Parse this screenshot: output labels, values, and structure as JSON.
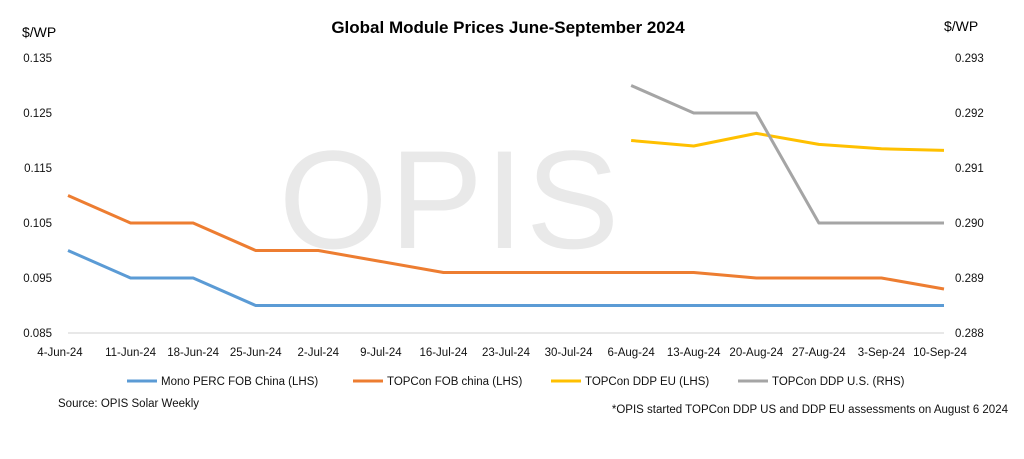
{
  "chart_data": {
    "type": "line",
    "title": "Global Module Prices  June-September 2024",
    "y_left_label": "$/WP",
    "y_right_label": "$/WP",
    "watermark": "OPIS",
    "source": "Source: OPIS Solar Weekly",
    "footnote": "*OPIS started TOPCon DDP US and DDP EU assessments on August 6 2024",
    "grid": false,
    "legend_position": "bottom",
    "categories": [
      "4-Jun-24",
      "11-Jun-24",
      "18-Jun-24",
      "25-Jun-24",
      "2-Jul-24",
      "9-Jul-24",
      "16-Jul-24",
      "23-Jul-24",
      "30-Jul-24",
      "6-Aug-24",
      "13-Aug-24",
      "20-Aug-24",
      "27-Aug-24",
      "3-Sep-24",
      "10-Sep-24"
    ],
    "ylim_left": [
      0.085,
      0.135
    ],
    "ylim_right": [
      0.288,
      0.293
    ],
    "yticks_left": [
      "0.085",
      "0.095",
      "0.105",
      "0.115",
      "0.125",
      "0.135"
    ],
    "yticks_right": [
      "0.288",
      "0.289",
      "0.290",
      "0.291",
      "0.292",
      "0.293"
    ],
    "series": [
      {
        "name": "Mono PERC FOB China (LHS)",
        "axis": "left",
        "color": "#5B9BD5",
        "values": [
          0.1,
          0.095,
          0.095,
          0.09,
          0.09,
          0.09,
          0.09,
          0.09,
          0.09,
          0.09,
          0.09,
          0.09,
          0.09,
          0.09,
          0.09
        ]
      },
      {
        "name": "TOPCon FOB china (LHS)",
        "axis": "left",
        "color": "#ED7D31",
        "values": [
          0.11,
          0.105,
          0.105,
          0.1,
          0.1,
          0.098,
          0.096,
          0.096,
          0.096,
          0.096,
          0.096,
          0.095,
          0.095,
          0.095,
          0.093
        ]
      },
      {
        "name": "TOPCon DDP EU (LHS)",
        "axis": "left",
        "color": "#FFC000",
        "values": [
          null,
          null,
          null,
          null,
          null,
          null,
          null,
          null,
          null,
          0.12,
          0.119,
          0.1213,
          0.1193,
          0.1185,
          0.1182
        ]
      },
      {
        "name": "TOPCon DDP U.S. (RHS)",
        "axis": "right",
        "color": "#A5A5A5",
        "values": [
          null,
          null,
          null,
          null,
          null,
          null,
          null,
          null,
          null,
          0.2925,
          0.292,
          0.292,
          0.29,
          0.29,
          0.29
        ]
      }
    ]
  }
}
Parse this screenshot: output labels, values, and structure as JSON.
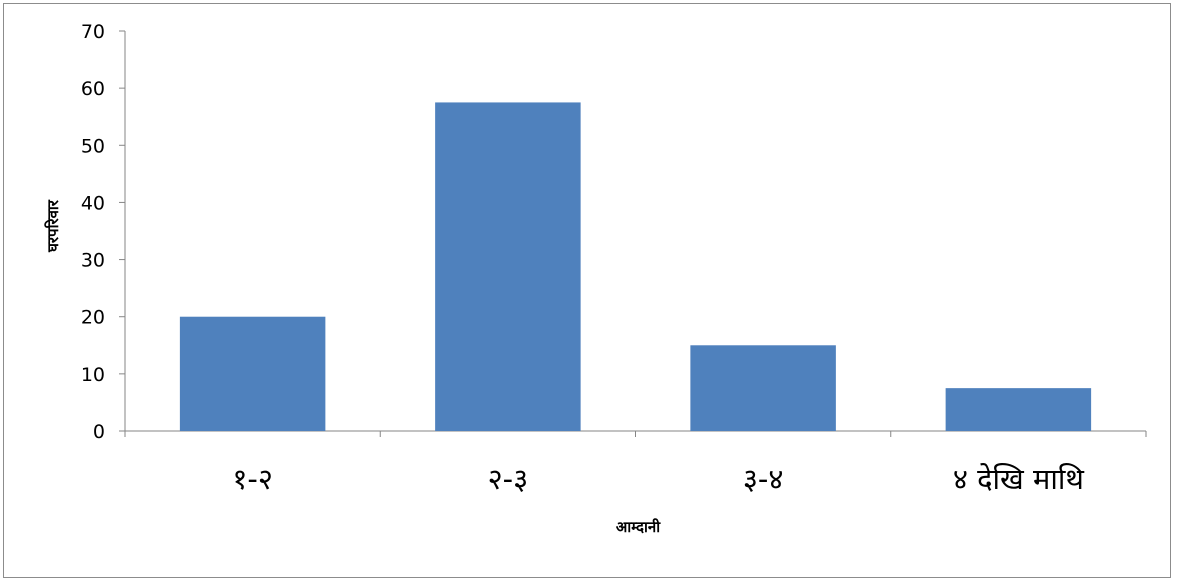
{
  "chart_data": {
    "type": "bar",
    "categories": [
      "१-२",
      "२-३",
      "३-४",
      "४ देखि माथि"
    ],
    "values": [
      20,
      57.5,
      15,
      7.5
    ],
    "title": "",
    "xlabel": "आम्दानी",
    "ylabel": "घरपरिवार",
    "ylim": [
      0,
      70
    ],
    "yticks": [
      0,
      10,
      20,
      30,
      40,
      50,
      60,
      70
    ],
    "grid": false,
    "legend": "none",
    "bar_color": "#4f81bd",
    "axis_color": "#868686"
  }
}
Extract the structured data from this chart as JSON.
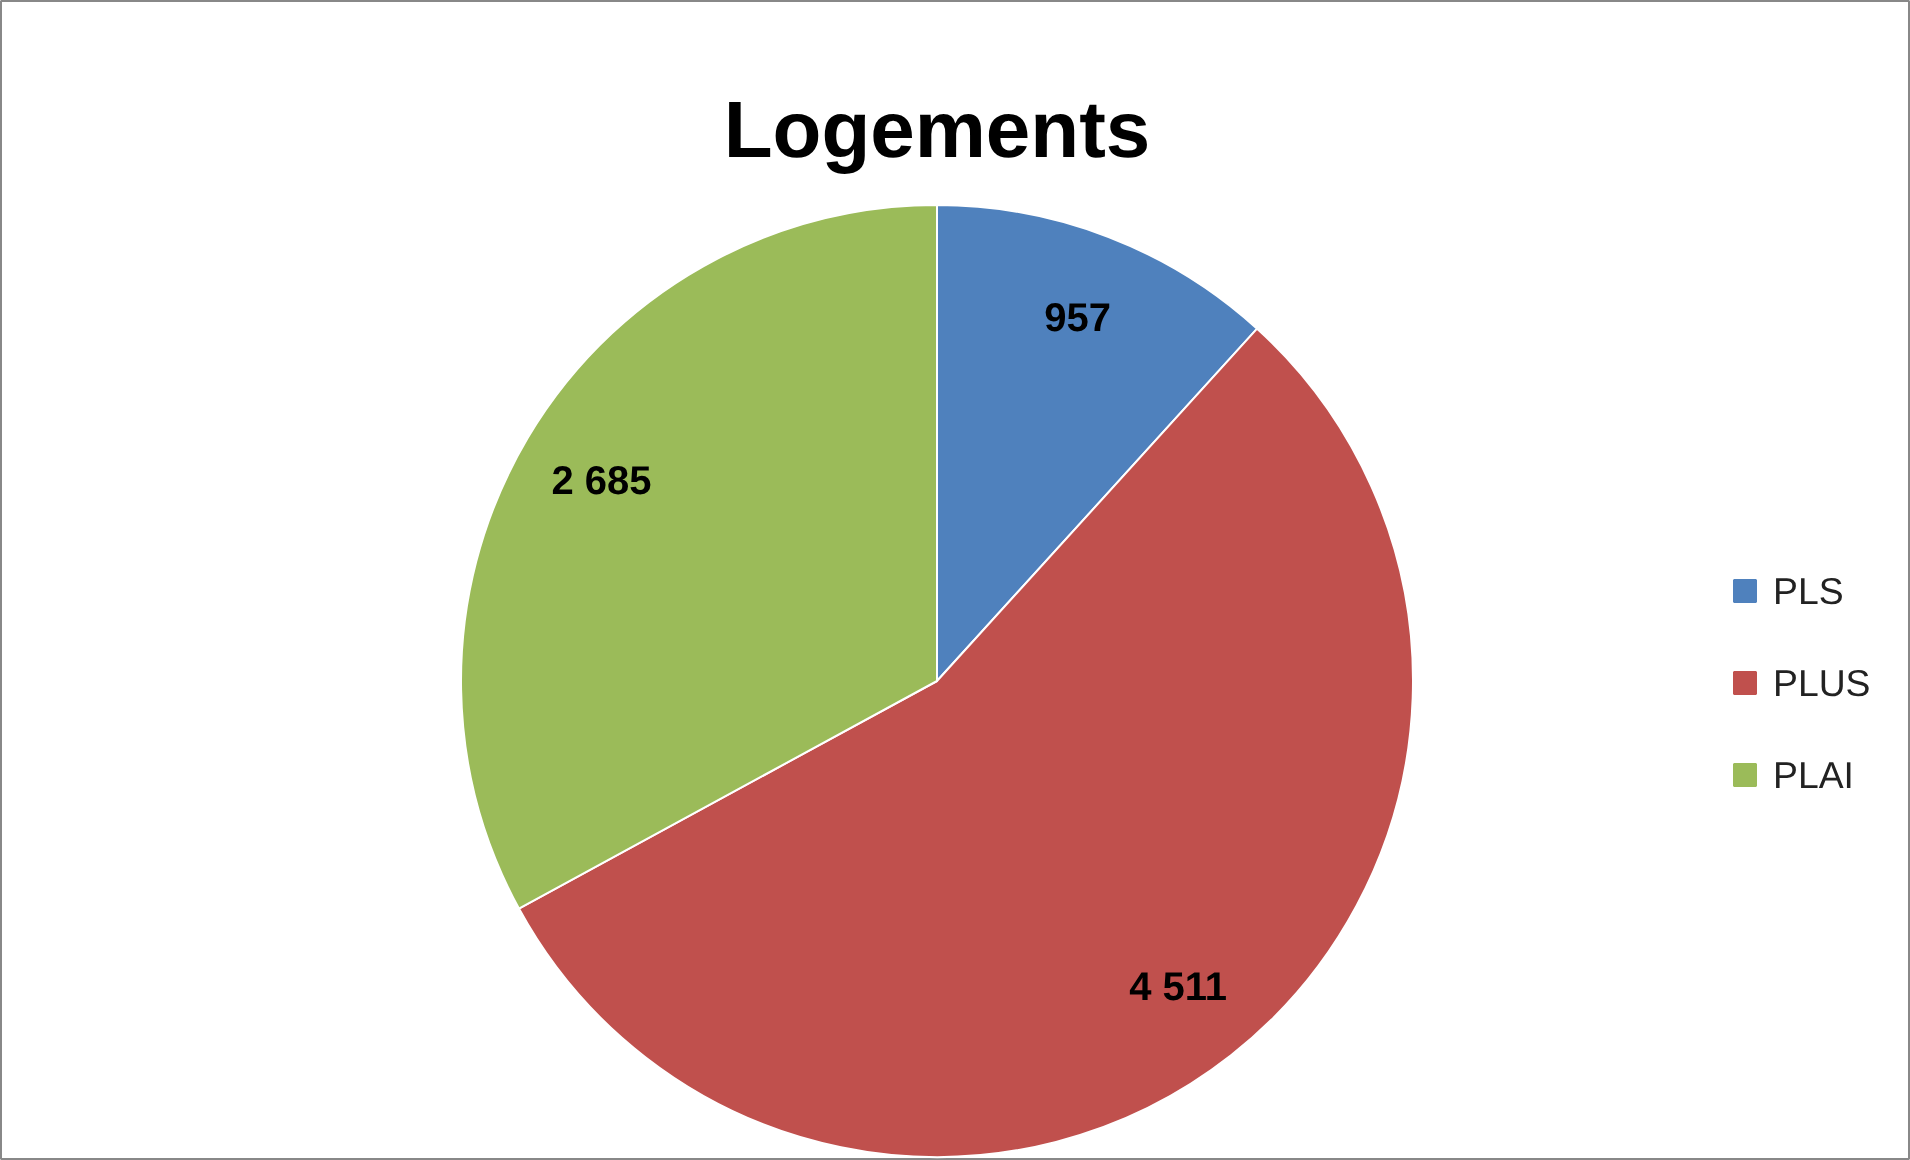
{
  "chart_data": {
    "type": "pie",
    "title": "Logements",
    "categories": [
      "PLS",
      "PLUS",
      "PLAI"
    ],
    "values": [
      957,
      4511,
      2685
    ],
    "colors": [
      "#4f81bd",
      "#c0504d",
      "#9bbb59"
    ],
    "value_labels": [
      "957",
      "4 511",
      "2 685"
    ],
    "legend": "right"
  }
}
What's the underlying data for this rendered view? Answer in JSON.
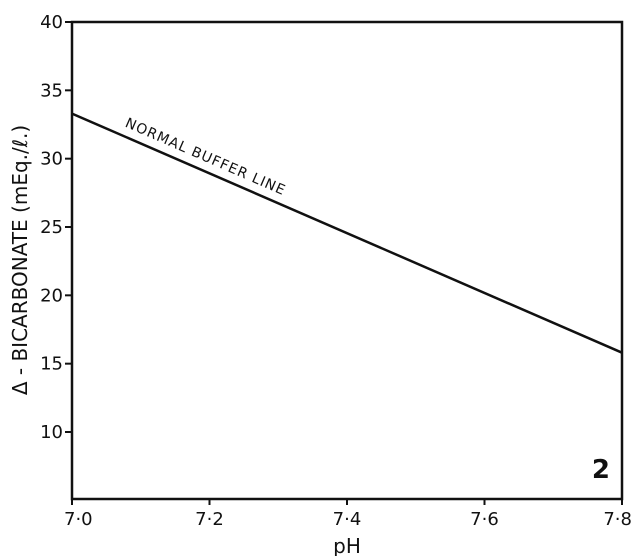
{
  "chart_data": {
    "type": "line",
    "title": "",
    "xlabel": "pH",
    "ylabel": "Δ - BICARBONATE (mEq./ℓ.)",
    "xlim": [
      7.0,
      7.8
    ],
    "ylim": [
      5,
      40
    ],
    "x_ticks": [
      {
        "value": 7.0,
        "label": "7·0"
      },
      {
        "value": 7.2,
        "label": "7·2"
      },
      {
        "value": 7.4,
        "label": "7·4"
      },
      {
        "value": 7.6,
        "label": "7·6"
      },
      {
        "value": 7.8,
        "label": "7·8"
      }
    ],
    "y_ticks": [
      {
        "value": 10,
        "label": "10"
      },
      {
        "value": 15,
        "label": "15"
      },
      {
        "value": 20,
        "label": "20"
      },
      {
        "value": 25,
        "label": "25"
      },
      {
        "value": 30,
        "label": "30"
      },
      {
        "value": 35,
        "label": "35"
      },
      {
        "value": 40,
        "label": "40"
      }
    ],
    "grid": false,
    "series": [
      {
        "name": "NORMAL BUFFER LINE",
        "x": [
          7.0,
          7.8
        ],
        "y": [
          33.3,
          15.8
        ]
      }
    ],
    "panel_label": "2"
  },
  "colors": {
    "ink": "#111111",
    "background": "#ffffff"
  }
}
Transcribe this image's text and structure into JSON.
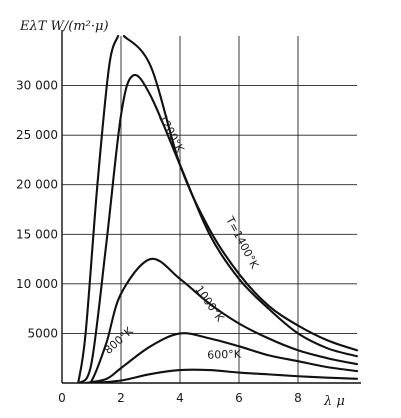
{
  "chart_data": {
    "type": "line",
    "title": "",
    "ylabel": "EλT W/(m²·μ)",
    "xlabel": "λ μ",
    "xlim": [
      0,
      10
    ],
    "ylim": [
      0,
      35000
    ],
    "x_ticks": [
      0,
      2,
      4,
      6,
      8
    ],
    "x_tick_labels": [
      "0",
      "2",
      "4",
      "6",
      "8"
    ],
    "y_ticks": [
      5000,
      10000,
      15000,
      20000,
      25000,
      30000
    ],
    "y_tick_labels": [
      "5000",
      "10 000",
      "15 000",
      "20 000",
      "25 000",
      "30 000"
    ],
    "grid": true,
    "legend": "none",
    "series": [
      {
        "label": "600°K",
        "x": [
          1,
          2,
          3,
          4,
          5,
          6,
          7,
          8,
          9,
          10
        ],
        "y": [
          0,
          250,
          900,
          1300,
          1300,
          1050,
          870,
          680,
          540,
          420
        ]
      },
      {
        "label": "800°K",
        "x": [
          0.8,
          1.5,
          2,
          3,
          4,
          5,
          6,
          7,
          8,
          9,
          10
        ],
        "y": [
          0,
          400,
          1500,
          3700,
          5000,
          4500,
          3700,
          2800,
          2200,
          1600,
          1200
        ]
      },
      {
        "label": "1000°K",
        "x": [
          0.7,
          1,
          1.5,
          2,
          3,
          4,
          5,
          6,
          7,
          8,
          9,
          10
        ],
        "y": [
          0,
          200,
          4000,
          9000,
          12500,
          10500,
          8000,
          6000,
          4500,
          3300,
          2500,
          1900
        ]
      },
      {
        "label": "1200°K",
        "x": [
          0.6,
          1,
          1.5,
          2,
          2.4,
          3,
          4,
          5,
          6,
          7,
          8,
          9,
          10
        ],
        "y": [
          0,
          2000,
          14000,
          27000,
          31000,
          29000,
          22000,
          15000,
          10500,
          7500,
          5000,
          3500,
          2700
        ]
      },
      {
        "label": "T=1400°K",
        "x": [
          0.55,
          0.8,
          1.2,
          1.6,
          1.9
        ],
        "y": [
          0,
          5000,
          20000,
          32000,
          35000
        ]
      },
      {
        "label": "",
        "x": [
          2.1,
          3,
          4,
          5,
          6,
          7,
          8,
          9,
          10
        ],
        "y": [
          35000,
          32000,
          22000,
          15500,
          11000,
          7800,
          5800,
          4300,
          3300
        ]
      }
    ],
    "curve_labels": [
      {
        "text": "600°K",
        "x": 5.5,
        "y": 2500
      },
      {
        "text": "800°K",
        "x": 2.0,
        "y": 4000
      },
      {
        "text": "1000°K",
        "x": 4.9,
        "y": 7800
      },
      {
        "text": "1200°K",
        "x": 3.6,
        "y": 25000
      },
      {
        "text": "T=1400°K",
        "x": 6.0,
        "y": 14000
      }
    ]
  }
}
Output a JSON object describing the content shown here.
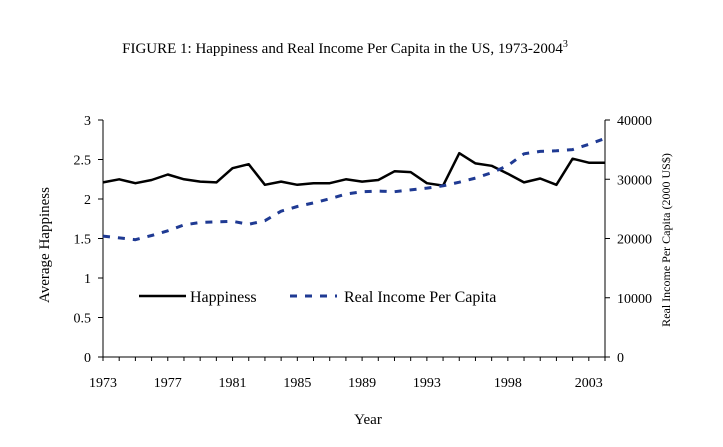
{
  "chart_data": {
    "type": "line",
    "title": "FIGURE 1: Happiness and Real Income Per Capita in the US, 1973-2004",
    "title_superscript": "3",
    "xlabel": "Year",
    "ylabel_left": "Average Happiness",
    "ylabel_right": "Real Income Per Capita (2000 US$)",
    "x_tick_labels": [
      "1973",
      "1977",
      "1981",
      "1985",
      "1989",
      "1993",
      "1998",
      "2003"
    ],
    "y_left_ticks": [
      "0",
      "0.5",
      "1",
      "1.5",
      "2",
      "2.5",
      "3"
    ],
    "y_right_ticks": [
      "0",
      "10000",
      "20000",
      "30000",
      "40000"
    ],
    "ylim_left": [
      0,
      3
    ],
    "ylim_right": [
      0,
      40000
    ],
    "xlim": [
      1973,
      2004
    ],
    "grid": false,
    "legend_position": "center-left",
    "x": [
      1973,
      1974,
      1975,
      1976,
      1977,
      1978,
      1979,
      1980,
      1981,
      1982,
      1983,
      1984,
      1985,
      1986,
      1987,
      1988,
      1989,
      1990,
      1991,
      1992,
      1993,
      1994,
      1995,
      1996,
      1997,
      1998,
      1999,
      2000,
      2001,
      2002,
      2003,
      2004
    ],
    "series": [
      {
        "name": "Happiness",
        "axis": "left",
        "style": "solid",
        "color": "#000000",
        "values": [
          2.21,
          2.25,
          2.2,
          2.24,
          2.31,
          2.25,
          2.22,
          2.21,
          2.39,
          2.44,
          2.18,
          2.22,
          2.18,
          2.2,
          2.2,
          2.25,
          2.22,
          2.24,
          2.35,
          2.34,
          2.2,
          2.17,
          2.58,
          2.45,
          2.42,
          2.32,
          2.21,
          2.26,
          2.18,
          2.51,
          2.46,
          2.46
        ]
      },
      {
        "name": "Real Income Per Capita",
        "axis": "right",
        "style": "dashed",
        "color": "#1f3a93",
        "values": [
          20400,
          20100,
          19800,
          20500,
          21300,
          22300,
          22700,
          22800,
          22900,
          22400,
          23000,
          24600,
          25400,
          26000,
          26700,
          27500,
          27900,
          28000,
          27900,
          28200,
          28500,
          28900,
          29500,
          30200,
          31100,
          32300,
          34300,
          34700,
          34800,
          35000,
          35900,
          36900
        ]
      }
    ]
  }
}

====================

WRITTEN EXERCISE: Identify all lines where the word "this" shows up. Copy them.

WRITTEN RESPONSE:
Parse this screenshot: output labels, values, and structure as JSON.
Parse this screenshot: output labels, values, and structure as JSON.
Extract the structured data from this chart as JSON.
What's the underlying data for this rendered view? Answer in JSON.
Transcribe this image's text and structure into JSON.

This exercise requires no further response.